Written problem:
Pick out all lines of the entries that include the word "content" and copy them.

Extracted records
────────

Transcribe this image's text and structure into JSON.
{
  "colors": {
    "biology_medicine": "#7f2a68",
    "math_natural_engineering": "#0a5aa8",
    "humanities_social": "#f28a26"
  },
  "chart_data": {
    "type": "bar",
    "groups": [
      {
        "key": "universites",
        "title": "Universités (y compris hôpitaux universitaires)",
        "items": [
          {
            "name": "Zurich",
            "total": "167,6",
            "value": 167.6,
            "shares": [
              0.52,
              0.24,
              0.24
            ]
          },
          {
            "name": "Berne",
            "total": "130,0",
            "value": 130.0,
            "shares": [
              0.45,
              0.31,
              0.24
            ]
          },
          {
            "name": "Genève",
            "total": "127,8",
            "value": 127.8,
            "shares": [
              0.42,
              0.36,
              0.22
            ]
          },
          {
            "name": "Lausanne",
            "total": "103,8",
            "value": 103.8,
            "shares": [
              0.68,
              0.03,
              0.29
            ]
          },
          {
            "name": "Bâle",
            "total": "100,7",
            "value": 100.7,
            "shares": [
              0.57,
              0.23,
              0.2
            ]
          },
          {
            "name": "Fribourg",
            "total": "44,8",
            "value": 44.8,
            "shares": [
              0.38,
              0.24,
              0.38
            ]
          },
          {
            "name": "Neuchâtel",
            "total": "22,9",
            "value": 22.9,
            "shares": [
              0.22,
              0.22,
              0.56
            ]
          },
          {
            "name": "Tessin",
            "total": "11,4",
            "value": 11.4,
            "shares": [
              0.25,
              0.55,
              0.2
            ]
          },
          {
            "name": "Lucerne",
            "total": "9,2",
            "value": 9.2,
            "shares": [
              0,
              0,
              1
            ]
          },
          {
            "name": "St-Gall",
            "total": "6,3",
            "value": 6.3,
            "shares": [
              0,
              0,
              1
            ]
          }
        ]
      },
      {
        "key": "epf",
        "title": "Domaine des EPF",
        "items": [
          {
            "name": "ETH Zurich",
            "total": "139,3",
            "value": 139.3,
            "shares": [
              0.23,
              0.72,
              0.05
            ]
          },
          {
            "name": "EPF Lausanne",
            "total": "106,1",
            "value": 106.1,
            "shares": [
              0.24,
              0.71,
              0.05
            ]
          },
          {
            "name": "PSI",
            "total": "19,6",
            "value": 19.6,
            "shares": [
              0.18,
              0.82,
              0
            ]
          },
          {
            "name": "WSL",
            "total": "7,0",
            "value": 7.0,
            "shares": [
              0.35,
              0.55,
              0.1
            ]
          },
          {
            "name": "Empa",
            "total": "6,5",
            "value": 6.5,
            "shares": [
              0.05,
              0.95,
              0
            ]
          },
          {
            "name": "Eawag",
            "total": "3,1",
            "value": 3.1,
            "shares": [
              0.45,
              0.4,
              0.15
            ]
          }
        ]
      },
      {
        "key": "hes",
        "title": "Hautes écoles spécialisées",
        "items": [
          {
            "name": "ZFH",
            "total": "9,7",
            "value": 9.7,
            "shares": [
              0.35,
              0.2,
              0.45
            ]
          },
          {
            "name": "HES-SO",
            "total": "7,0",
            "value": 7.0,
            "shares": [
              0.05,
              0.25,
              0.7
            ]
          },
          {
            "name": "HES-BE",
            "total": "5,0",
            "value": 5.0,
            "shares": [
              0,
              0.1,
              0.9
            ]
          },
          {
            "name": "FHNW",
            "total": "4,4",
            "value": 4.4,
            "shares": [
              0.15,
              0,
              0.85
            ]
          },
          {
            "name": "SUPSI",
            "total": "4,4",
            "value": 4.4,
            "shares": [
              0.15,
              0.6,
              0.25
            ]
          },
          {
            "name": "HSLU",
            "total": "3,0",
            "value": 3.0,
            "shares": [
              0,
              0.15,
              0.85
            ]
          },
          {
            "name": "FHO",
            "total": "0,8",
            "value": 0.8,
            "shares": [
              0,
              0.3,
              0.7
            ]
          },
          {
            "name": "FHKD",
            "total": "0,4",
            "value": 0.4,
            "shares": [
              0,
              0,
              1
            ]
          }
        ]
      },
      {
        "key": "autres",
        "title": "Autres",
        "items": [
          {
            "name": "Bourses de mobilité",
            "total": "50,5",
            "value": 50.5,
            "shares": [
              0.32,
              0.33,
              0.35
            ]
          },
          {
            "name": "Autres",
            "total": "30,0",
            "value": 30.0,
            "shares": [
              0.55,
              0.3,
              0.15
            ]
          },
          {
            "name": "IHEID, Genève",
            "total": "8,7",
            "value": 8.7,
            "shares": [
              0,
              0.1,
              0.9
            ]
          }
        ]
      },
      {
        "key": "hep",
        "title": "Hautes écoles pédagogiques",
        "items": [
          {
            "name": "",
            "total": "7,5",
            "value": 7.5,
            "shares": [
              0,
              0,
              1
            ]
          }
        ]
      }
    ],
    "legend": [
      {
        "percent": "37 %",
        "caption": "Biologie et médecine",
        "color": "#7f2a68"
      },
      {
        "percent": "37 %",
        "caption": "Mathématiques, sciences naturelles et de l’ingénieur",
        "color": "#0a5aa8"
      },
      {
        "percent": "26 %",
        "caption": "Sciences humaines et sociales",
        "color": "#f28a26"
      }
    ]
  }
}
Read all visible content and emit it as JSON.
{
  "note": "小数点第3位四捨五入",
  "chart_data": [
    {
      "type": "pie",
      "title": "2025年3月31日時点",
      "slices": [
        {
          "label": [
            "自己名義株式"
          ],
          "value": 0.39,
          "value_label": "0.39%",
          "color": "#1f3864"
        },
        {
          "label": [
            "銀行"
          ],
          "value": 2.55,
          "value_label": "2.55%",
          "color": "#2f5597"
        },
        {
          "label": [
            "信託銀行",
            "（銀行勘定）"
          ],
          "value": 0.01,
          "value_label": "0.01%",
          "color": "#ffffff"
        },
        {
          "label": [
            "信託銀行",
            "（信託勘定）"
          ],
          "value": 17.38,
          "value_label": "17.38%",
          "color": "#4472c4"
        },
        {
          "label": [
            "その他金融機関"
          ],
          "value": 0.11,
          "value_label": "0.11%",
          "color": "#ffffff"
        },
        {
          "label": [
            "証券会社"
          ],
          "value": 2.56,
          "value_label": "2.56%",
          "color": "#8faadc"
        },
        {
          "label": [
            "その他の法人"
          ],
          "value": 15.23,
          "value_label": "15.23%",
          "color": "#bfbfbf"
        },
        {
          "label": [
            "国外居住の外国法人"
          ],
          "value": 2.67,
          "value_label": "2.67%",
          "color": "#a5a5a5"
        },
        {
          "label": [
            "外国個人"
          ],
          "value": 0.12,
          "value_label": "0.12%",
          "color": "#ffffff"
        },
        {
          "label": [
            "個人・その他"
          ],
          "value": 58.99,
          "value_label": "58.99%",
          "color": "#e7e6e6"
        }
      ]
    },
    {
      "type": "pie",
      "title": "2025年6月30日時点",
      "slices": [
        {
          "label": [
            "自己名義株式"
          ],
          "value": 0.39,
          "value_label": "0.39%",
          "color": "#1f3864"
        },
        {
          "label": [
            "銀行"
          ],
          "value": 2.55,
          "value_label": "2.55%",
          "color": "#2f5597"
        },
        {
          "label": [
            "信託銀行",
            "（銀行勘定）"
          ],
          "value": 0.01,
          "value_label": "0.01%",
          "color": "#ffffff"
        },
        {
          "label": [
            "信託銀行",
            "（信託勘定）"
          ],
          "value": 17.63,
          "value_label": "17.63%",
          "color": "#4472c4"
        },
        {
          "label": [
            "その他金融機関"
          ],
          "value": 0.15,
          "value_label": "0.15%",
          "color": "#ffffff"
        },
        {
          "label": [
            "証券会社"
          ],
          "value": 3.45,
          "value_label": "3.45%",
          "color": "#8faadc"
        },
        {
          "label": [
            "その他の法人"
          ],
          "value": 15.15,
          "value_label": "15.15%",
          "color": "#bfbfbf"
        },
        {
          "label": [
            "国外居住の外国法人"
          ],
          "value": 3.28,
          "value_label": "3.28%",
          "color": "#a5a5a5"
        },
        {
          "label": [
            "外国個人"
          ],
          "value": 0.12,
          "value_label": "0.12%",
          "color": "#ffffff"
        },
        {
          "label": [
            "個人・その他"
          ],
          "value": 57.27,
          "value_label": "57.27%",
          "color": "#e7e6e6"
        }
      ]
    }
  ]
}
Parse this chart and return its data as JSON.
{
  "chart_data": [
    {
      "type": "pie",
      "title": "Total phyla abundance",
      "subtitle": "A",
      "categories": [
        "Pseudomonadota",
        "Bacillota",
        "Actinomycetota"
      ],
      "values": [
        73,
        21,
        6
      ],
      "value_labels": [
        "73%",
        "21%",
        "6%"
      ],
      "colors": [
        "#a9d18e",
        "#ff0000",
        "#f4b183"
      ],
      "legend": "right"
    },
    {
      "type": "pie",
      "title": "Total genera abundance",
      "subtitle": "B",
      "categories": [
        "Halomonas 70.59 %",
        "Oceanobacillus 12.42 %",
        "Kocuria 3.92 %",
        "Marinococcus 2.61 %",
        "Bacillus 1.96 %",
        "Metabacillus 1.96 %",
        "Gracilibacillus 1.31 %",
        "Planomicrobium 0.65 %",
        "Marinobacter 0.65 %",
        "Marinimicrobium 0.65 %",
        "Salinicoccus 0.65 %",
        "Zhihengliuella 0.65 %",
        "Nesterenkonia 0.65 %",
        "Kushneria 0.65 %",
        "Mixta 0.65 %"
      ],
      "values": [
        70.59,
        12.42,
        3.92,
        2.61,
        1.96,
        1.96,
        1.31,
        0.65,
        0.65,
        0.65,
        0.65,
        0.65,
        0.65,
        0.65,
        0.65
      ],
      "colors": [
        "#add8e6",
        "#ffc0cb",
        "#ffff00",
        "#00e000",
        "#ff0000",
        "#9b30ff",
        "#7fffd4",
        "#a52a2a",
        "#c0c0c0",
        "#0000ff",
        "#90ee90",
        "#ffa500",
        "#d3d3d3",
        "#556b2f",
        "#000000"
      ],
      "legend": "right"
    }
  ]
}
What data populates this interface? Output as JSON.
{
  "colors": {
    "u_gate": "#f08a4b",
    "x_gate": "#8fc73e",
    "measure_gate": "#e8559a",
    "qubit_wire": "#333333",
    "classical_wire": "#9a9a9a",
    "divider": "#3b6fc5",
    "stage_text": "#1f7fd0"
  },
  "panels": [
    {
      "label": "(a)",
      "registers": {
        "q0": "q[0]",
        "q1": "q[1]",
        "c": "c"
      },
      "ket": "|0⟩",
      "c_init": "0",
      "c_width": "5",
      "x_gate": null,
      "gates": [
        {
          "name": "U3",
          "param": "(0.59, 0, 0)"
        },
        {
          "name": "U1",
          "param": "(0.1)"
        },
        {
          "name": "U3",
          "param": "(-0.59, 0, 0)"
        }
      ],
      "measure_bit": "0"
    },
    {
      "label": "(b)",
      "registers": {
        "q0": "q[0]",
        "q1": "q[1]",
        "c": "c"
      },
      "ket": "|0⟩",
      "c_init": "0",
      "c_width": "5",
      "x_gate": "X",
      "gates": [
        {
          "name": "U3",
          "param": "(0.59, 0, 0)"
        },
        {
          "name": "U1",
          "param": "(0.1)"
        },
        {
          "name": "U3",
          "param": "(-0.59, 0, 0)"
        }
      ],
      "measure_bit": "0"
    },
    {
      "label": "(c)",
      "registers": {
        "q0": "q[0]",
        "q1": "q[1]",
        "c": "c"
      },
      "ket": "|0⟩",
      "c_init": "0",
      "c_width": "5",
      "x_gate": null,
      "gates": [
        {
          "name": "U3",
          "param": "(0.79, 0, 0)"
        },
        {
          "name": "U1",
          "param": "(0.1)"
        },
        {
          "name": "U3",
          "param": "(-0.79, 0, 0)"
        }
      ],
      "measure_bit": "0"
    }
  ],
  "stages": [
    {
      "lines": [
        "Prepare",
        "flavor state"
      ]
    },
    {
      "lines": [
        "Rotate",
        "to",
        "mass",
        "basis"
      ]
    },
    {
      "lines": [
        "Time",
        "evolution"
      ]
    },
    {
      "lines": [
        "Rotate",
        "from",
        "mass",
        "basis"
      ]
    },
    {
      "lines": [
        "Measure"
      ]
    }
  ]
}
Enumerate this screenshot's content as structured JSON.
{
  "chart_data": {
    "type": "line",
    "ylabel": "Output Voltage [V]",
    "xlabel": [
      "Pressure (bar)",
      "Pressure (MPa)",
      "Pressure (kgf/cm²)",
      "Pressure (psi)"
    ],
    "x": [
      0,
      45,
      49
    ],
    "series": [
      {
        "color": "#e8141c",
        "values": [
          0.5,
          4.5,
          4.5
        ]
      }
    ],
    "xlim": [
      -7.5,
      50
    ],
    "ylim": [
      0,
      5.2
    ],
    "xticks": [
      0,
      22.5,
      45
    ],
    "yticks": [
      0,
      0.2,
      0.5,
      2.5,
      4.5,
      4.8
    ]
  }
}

────────

Complete output:
Read all visible content and emit it as JSON.
Enumerate this screenshot's content as structured JSON.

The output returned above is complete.